SET EXERCISE:
Below are the records. List every line holding the word "Executive".

[Collected data]
....................
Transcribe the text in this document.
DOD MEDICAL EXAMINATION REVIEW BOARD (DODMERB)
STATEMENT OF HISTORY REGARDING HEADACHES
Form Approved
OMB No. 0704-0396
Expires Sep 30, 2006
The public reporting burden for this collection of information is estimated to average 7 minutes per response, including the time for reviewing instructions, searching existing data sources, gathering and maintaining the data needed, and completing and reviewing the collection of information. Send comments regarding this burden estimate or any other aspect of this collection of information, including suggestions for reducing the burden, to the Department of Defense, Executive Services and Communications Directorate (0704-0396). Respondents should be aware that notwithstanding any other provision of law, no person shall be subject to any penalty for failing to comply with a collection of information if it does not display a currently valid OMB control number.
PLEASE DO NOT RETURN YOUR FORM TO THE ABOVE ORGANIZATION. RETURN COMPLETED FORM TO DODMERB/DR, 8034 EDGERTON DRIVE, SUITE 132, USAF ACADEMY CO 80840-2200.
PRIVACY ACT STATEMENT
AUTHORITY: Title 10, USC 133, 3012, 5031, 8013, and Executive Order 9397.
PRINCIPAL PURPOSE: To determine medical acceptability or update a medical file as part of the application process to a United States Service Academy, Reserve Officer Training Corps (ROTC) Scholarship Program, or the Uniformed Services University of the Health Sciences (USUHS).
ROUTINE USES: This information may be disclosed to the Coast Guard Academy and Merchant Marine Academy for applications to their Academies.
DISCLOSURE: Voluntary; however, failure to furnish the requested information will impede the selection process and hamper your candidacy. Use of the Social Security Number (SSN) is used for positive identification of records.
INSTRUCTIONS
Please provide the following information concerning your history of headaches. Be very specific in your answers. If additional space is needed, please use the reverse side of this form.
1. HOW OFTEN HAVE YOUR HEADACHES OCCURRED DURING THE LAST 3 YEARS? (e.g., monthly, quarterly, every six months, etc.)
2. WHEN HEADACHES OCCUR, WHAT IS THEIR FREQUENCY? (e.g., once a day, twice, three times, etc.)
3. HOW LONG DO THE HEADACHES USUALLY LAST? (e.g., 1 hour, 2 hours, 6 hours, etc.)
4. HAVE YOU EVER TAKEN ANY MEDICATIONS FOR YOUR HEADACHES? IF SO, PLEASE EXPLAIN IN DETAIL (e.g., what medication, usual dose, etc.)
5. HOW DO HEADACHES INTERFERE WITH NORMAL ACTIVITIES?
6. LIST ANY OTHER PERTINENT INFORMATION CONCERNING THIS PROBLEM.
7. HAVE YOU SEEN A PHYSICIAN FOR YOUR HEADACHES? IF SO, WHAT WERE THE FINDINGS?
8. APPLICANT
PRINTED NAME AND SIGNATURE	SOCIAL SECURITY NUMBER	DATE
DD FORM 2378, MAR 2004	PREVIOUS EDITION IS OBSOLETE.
....................
SOLVED EXERCISE:
The public reporting burden for this collection of information is estimated to average 7 minutes per response, including the time for reviewing instructions, searching existing data sources, gathering and maintaining the data needed, and completing and reviewing the collection of information. Send comments regarding this burden estimate or any other aspect of this collection of information, including suggestions for reducing the burden, to the Department of Defense, Executive Services and Communications Directorate (0704-0396). Respondents should be aware that notwithstanding any other provision of law, no person shall be subject to any penalty for failing to comply with a collection of information if it does not display a currently valid OMB control number.
AUTHORITY: Title 10, USC 133, 3012, 5031, 8013, and Executive Order 9397.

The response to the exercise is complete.